__The exercise__
Pictures do not belong in the copy. Return all of the entries exactly.

[Data entries]
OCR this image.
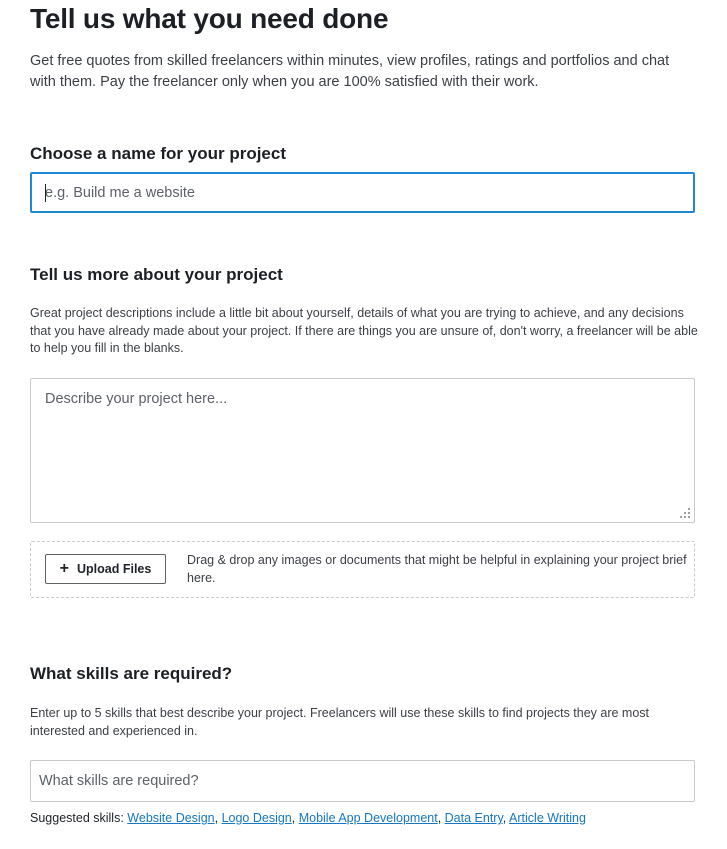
Tell us what you need done

Get free quotes from skilled freelancers within minutes, view profiles, ratings and portfolios and chat with them. Pay the freelancer only when you are 100% satisfied with their work.

Choose a name for your project
e.g. Build me a website
Tell us more about your project

Great project descriptions include a little bit about yourself, details of what you are trying to achieve, and any decisions that you have already made about your project. If there are things you are unsure of, don't worry, a freelancer will be able to help you fill in the blanks.

Describe your project here...
+ Upload Files
Drag & drop any images or documents that might be helpful in explaining your project brief here.
What skills are required?

Enter up to 5 skills that best describe your project. Freelancers will use these skills to find projects they are most interested and experienced in.

What skills are required?
Suggested skills: Website Design, Logo Design, Mobile App Development, Data Entry, Article Writing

__Output for this task__
OCR this image.
Tell us what you need done

Get free quotes from skilled freelancers within minutes, view profiles, ratings and portfolios and chat with them. Pay the freelancer only when you are 100% satisfied with their work.

Choose a name for your project
e.g. Build me a website
Tell us more about your project

Great project descriptions include a little bit about yourself, details of what you are trying to achieve, and any decisions that you have already made about your project. If there are things you are unsure of, don't worry, a freelancer will be able to help you fill in the blanks.

Describe your project here...
+ Upload Files
Drag & drop any images or documents that might be helpful in explaining your project brief here.
What skills are required?

Enter up to 5 skills that best describe your project. Freelancers will use these skills to find projects they are most interested and experienced in.

What skills are required?
Suggested skills: Website Design, Logo Design, Mobile App Development, Data Entry, Article Writing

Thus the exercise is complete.